### DATA RECORDS
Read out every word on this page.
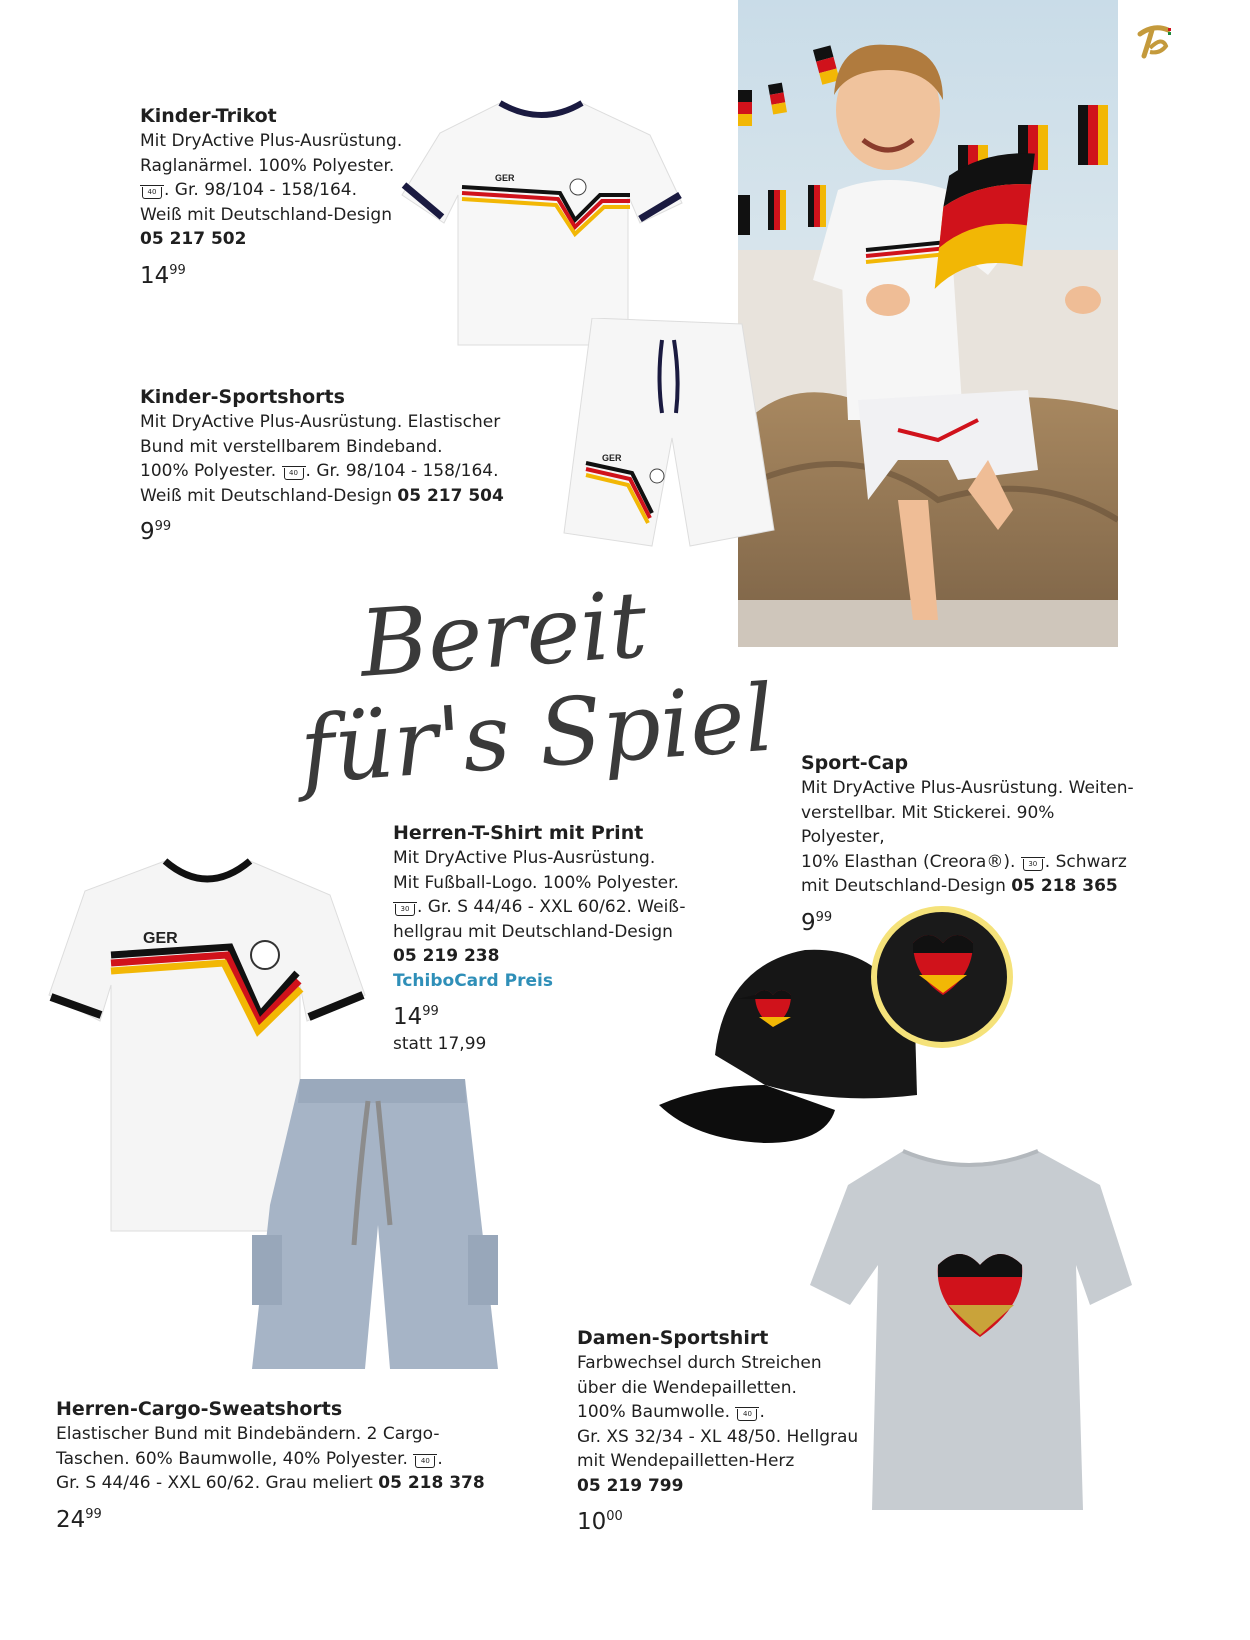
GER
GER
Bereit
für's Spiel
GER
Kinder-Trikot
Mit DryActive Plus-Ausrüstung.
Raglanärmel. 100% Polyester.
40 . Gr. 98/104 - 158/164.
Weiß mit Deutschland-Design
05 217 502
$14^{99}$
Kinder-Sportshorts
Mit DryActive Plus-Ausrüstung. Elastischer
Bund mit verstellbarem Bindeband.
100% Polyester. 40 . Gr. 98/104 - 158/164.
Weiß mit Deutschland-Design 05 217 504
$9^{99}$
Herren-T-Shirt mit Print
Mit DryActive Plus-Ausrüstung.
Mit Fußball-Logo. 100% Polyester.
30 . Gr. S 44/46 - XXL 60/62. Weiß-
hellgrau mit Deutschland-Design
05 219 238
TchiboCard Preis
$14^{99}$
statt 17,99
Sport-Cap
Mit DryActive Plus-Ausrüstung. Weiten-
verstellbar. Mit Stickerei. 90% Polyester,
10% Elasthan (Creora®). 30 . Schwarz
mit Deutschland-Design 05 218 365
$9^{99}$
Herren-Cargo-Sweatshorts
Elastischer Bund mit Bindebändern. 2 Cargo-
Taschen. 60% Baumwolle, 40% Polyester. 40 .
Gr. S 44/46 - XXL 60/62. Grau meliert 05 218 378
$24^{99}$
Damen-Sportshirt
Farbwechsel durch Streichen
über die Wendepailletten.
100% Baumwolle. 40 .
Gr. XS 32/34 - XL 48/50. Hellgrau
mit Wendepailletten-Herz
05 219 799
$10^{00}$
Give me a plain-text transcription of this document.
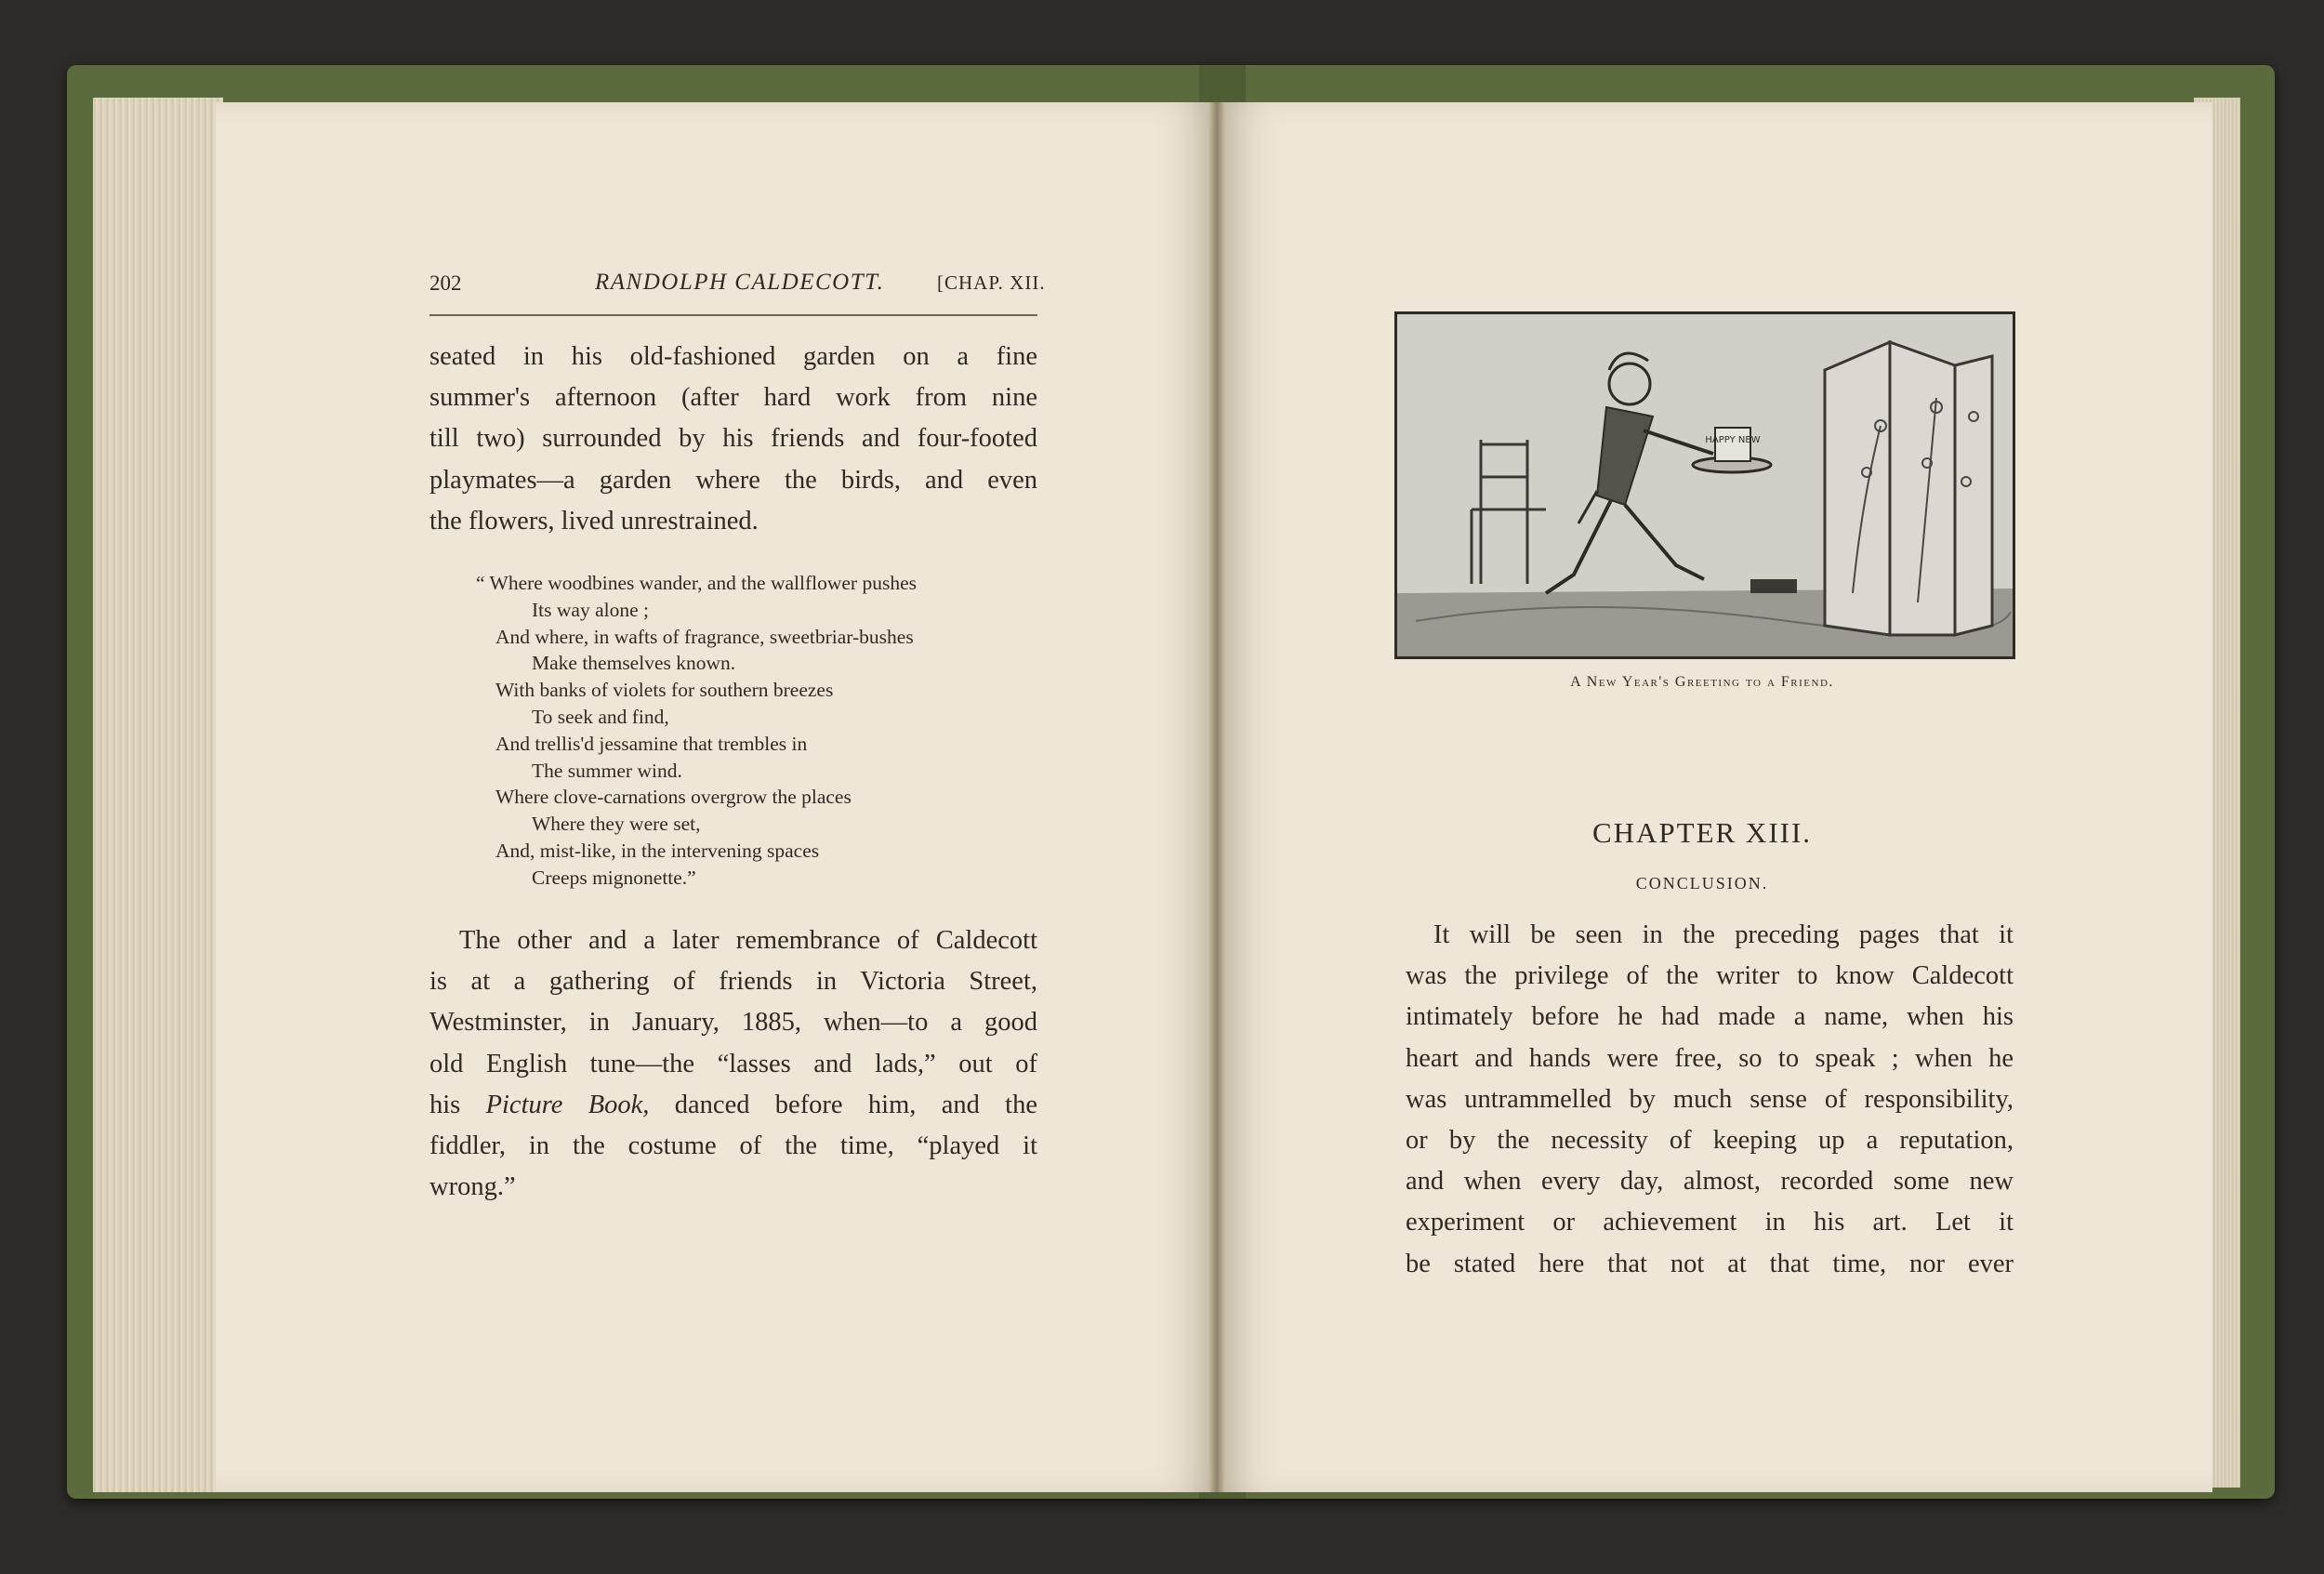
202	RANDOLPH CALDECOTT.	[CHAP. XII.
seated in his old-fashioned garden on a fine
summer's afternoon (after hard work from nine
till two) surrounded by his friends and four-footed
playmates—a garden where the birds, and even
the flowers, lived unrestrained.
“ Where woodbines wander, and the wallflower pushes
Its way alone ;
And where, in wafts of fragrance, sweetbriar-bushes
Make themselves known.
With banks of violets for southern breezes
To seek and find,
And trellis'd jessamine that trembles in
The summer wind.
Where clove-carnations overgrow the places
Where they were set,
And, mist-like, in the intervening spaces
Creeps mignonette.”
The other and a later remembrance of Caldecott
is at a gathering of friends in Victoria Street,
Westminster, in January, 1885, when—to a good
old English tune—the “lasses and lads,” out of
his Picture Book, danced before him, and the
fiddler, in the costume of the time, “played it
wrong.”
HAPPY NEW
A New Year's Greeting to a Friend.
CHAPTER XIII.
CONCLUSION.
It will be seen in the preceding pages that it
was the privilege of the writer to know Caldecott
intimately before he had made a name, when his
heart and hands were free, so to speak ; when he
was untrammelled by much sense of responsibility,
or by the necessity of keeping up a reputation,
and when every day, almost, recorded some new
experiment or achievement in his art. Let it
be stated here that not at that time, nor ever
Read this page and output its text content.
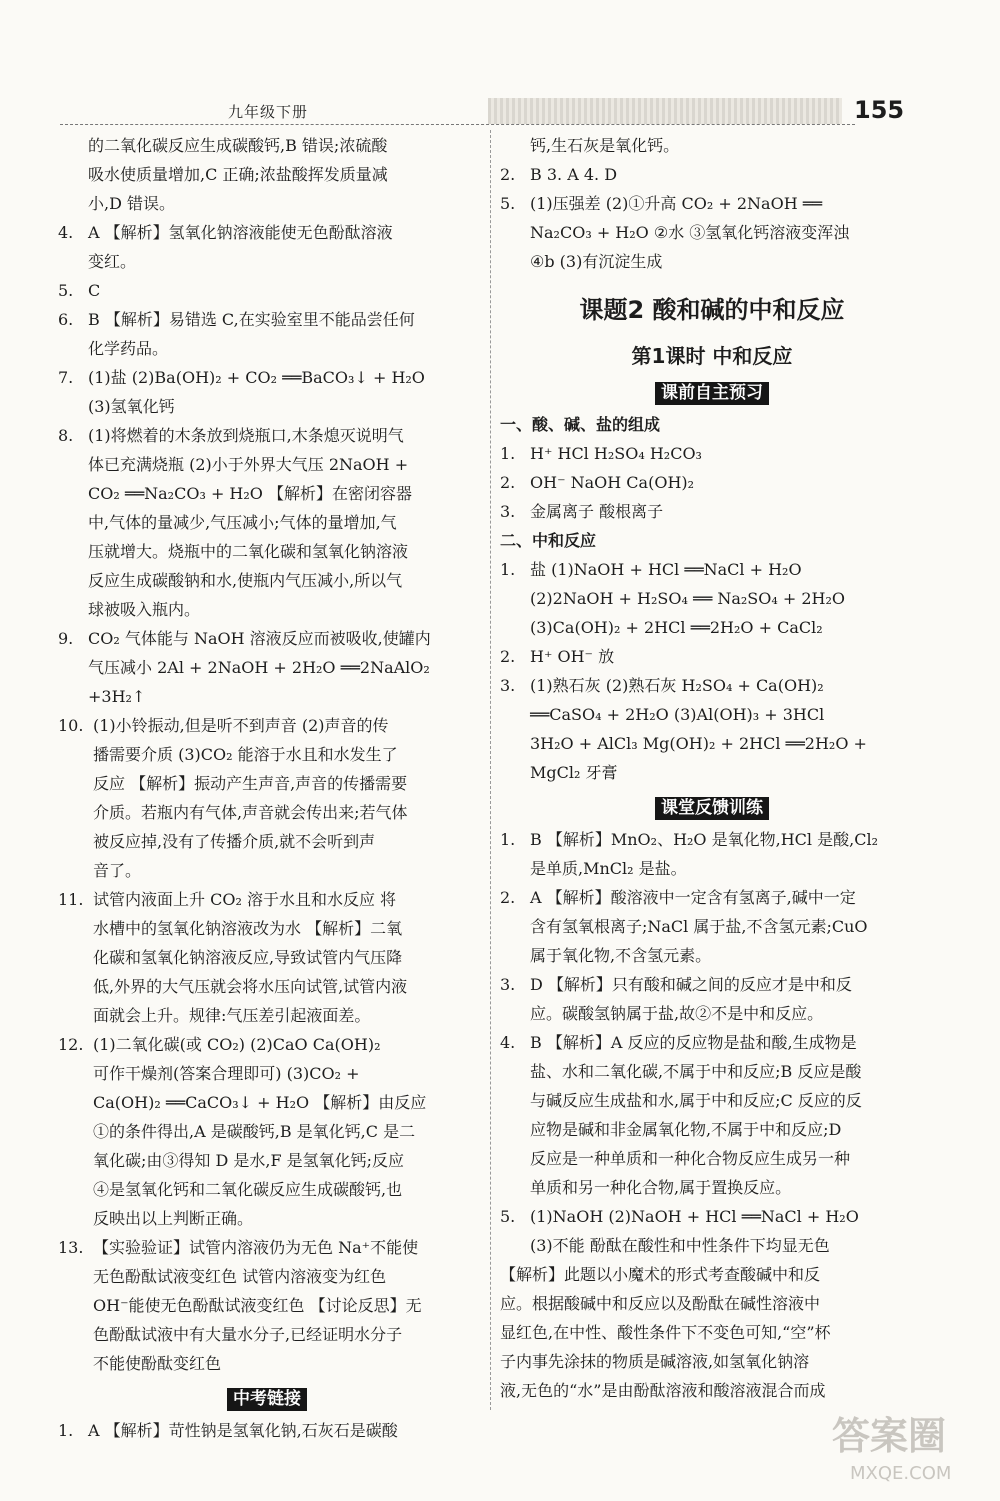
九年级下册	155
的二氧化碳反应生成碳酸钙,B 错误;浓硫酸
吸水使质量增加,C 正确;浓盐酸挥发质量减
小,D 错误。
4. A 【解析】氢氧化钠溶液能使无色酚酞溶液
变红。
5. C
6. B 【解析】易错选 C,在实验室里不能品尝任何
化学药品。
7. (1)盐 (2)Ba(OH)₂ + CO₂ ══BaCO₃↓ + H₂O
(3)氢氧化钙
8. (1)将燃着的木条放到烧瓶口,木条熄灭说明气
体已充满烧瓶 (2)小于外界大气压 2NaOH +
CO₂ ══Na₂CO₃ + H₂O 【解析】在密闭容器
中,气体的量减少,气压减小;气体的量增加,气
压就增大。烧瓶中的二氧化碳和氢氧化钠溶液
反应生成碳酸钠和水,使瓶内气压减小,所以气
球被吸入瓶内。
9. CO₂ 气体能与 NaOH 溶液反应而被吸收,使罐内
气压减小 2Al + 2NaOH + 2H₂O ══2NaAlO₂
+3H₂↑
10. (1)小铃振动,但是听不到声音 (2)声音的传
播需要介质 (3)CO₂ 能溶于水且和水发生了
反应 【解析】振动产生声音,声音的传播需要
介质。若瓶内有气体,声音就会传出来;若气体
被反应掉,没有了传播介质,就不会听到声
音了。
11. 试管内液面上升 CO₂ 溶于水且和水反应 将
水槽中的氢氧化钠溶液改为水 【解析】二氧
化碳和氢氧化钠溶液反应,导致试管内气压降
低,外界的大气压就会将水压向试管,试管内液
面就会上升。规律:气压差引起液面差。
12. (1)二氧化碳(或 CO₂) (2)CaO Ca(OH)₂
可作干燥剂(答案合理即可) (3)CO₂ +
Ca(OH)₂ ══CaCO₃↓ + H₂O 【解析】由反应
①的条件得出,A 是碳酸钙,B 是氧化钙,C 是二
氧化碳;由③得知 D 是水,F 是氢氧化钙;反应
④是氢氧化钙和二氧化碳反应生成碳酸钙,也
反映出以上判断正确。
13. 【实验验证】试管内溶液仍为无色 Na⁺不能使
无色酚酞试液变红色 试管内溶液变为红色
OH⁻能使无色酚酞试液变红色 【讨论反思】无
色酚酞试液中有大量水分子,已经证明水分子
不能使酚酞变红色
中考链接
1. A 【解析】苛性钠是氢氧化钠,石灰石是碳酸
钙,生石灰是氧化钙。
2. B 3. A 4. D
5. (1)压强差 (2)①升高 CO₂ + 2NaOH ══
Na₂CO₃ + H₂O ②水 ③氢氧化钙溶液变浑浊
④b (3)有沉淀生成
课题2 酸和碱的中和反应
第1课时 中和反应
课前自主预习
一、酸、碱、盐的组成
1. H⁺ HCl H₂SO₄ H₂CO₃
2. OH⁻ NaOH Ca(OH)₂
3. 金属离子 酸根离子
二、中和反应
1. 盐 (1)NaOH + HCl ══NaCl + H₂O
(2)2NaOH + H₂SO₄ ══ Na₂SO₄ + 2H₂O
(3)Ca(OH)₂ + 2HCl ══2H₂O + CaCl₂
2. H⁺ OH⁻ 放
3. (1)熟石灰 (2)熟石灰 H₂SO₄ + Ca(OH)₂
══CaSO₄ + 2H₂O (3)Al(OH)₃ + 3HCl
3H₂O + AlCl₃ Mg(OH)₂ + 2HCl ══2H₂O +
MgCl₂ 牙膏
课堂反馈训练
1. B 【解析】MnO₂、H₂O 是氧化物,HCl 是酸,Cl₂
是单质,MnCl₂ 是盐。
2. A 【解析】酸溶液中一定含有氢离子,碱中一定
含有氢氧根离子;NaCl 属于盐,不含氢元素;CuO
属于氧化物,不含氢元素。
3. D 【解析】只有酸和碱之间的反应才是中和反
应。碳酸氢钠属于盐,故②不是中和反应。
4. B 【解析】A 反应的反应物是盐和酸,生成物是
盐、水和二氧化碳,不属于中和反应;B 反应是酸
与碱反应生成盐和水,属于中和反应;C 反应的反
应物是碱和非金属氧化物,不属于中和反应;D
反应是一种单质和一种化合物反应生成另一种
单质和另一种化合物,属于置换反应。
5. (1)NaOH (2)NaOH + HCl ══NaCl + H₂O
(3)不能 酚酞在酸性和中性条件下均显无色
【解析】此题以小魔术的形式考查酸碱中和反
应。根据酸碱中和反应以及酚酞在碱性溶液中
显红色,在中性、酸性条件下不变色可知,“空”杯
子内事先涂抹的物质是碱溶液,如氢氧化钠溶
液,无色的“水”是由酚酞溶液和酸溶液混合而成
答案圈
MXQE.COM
######
§ WHAT THE EXERCISE ASKS
Above are the records. Copy every line in them holding "Herren".

§ EXERCISE SOLUTION
Herren-T-Shirt mit Print
Herren-Cargo-Sweatshorts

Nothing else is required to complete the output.